→ **Data to process**
+++++

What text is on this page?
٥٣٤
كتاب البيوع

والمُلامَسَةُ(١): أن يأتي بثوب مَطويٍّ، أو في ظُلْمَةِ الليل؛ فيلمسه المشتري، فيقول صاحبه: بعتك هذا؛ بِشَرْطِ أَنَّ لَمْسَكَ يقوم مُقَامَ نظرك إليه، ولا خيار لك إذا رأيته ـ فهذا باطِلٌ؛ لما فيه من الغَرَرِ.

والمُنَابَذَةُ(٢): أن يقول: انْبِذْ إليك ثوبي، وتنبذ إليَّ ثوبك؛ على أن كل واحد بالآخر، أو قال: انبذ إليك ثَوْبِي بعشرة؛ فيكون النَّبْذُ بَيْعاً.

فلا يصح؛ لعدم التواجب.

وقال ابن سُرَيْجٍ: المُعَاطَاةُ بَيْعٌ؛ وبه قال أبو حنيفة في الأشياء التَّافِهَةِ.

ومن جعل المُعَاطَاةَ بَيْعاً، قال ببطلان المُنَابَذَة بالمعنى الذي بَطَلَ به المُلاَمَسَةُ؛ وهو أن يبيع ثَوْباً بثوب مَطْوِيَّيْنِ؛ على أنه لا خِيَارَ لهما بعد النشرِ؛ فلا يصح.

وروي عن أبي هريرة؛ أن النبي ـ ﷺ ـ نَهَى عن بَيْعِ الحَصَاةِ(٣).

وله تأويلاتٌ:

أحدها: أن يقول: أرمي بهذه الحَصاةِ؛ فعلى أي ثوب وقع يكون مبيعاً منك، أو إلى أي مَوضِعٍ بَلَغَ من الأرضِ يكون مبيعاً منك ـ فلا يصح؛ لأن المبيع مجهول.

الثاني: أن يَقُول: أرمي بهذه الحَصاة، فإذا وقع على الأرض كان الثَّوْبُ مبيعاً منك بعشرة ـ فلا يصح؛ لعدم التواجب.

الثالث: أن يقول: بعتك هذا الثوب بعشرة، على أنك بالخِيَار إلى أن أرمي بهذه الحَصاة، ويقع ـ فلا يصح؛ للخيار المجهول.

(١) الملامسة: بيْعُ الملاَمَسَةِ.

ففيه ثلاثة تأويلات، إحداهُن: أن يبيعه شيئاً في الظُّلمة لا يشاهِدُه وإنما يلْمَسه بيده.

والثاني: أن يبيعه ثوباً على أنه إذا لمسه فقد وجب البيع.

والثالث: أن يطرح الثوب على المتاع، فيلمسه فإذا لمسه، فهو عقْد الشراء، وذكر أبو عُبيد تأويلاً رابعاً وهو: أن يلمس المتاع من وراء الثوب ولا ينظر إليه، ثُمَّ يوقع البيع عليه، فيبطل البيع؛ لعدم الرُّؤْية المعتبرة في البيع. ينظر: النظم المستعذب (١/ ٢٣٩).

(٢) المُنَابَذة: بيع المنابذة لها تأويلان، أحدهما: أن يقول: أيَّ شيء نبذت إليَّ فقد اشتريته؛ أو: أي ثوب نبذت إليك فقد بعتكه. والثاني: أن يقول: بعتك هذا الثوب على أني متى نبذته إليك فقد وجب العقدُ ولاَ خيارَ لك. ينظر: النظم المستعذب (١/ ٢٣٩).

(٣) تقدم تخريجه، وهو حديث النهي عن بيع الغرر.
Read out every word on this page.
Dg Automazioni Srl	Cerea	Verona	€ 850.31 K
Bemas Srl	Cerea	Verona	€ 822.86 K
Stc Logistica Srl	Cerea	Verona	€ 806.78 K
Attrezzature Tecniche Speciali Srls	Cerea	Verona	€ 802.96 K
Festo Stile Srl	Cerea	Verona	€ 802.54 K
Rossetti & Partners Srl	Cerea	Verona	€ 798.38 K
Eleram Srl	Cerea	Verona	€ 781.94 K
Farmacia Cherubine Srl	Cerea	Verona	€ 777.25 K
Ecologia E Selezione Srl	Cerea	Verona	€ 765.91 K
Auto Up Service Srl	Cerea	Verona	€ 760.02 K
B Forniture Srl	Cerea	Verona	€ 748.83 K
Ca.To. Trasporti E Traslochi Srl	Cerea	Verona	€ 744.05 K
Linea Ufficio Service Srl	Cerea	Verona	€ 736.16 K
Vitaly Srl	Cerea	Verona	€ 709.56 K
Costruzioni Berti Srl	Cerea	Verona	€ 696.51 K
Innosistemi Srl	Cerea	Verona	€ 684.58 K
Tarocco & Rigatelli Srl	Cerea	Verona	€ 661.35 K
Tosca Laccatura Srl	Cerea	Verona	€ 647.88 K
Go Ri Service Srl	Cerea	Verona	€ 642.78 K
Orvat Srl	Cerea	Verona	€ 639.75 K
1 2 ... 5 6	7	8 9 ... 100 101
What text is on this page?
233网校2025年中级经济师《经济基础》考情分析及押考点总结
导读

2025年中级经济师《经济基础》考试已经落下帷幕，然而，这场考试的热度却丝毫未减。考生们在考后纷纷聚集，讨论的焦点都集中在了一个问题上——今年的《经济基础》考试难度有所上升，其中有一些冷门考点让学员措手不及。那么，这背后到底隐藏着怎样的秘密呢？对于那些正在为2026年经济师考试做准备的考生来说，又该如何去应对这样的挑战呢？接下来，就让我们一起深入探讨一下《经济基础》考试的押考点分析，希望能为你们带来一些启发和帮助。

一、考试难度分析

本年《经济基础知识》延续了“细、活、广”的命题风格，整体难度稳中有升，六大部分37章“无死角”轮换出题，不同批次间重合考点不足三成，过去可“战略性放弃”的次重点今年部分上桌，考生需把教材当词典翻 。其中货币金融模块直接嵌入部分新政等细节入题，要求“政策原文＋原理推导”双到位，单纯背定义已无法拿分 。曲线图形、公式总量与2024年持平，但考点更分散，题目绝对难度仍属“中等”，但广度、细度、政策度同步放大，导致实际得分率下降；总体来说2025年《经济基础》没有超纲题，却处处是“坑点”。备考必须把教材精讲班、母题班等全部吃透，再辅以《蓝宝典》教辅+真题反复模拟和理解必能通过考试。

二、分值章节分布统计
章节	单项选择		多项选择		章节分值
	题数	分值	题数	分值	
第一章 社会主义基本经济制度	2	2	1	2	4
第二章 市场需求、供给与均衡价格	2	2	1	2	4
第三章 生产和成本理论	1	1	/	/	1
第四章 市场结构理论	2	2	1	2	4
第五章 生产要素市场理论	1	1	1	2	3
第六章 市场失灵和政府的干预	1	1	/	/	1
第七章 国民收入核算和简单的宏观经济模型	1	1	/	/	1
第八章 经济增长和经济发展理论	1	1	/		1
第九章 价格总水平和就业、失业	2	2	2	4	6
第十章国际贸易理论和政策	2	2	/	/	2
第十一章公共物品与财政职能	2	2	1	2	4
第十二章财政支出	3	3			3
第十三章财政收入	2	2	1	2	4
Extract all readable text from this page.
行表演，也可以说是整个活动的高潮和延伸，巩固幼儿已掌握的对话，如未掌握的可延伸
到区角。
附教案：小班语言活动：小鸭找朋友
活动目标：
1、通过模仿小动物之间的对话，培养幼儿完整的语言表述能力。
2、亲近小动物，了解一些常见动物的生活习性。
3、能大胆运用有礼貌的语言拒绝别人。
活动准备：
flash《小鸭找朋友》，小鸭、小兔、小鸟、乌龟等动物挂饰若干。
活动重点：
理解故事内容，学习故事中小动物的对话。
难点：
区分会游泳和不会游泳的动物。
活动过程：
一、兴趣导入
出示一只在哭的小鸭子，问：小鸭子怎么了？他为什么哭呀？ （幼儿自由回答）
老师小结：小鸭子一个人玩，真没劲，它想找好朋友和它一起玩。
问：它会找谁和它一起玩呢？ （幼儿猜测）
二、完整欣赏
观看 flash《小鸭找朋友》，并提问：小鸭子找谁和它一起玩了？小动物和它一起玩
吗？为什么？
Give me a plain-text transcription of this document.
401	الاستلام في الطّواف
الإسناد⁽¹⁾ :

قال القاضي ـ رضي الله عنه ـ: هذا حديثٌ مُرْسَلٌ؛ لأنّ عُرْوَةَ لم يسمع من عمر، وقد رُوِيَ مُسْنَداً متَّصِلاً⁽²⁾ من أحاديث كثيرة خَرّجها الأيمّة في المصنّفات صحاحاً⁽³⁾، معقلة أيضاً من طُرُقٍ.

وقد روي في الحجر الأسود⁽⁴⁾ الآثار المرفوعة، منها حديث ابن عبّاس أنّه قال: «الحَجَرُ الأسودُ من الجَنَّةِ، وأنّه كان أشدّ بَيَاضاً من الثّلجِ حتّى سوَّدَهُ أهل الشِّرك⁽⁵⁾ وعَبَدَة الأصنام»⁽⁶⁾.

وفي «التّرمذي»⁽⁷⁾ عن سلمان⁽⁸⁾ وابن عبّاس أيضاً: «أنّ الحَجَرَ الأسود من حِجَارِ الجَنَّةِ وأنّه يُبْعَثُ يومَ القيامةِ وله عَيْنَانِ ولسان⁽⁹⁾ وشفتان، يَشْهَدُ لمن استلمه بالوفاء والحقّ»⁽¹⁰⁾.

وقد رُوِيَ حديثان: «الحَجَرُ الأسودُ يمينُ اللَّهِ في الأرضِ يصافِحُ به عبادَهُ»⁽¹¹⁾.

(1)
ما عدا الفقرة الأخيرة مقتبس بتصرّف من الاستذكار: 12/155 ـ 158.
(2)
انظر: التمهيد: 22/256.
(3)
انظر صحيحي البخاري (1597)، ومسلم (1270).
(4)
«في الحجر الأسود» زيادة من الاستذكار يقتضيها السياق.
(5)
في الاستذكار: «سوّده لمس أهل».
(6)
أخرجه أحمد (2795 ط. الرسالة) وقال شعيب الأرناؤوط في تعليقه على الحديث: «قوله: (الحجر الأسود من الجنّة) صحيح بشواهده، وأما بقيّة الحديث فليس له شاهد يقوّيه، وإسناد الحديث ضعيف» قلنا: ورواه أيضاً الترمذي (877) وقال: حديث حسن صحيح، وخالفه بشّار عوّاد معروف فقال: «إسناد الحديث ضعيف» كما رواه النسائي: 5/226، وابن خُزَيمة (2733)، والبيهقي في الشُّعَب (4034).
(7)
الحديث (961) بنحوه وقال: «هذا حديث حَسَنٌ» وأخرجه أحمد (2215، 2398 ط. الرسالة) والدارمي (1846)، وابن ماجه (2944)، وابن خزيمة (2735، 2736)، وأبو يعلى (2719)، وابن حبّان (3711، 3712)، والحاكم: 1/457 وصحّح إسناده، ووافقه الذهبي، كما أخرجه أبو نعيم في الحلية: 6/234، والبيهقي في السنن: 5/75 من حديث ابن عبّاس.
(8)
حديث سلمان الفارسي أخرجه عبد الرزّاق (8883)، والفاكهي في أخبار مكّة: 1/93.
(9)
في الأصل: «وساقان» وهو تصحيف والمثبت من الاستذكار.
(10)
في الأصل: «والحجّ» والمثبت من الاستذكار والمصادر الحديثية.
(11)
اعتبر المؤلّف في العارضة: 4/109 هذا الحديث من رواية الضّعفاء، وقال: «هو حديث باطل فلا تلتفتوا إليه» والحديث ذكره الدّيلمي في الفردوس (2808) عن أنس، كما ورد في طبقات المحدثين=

+++++

→ **Stated exercise**
Count the lines of the material that include the word "النظم", then report only the total.

→ **Output for this exercise**
2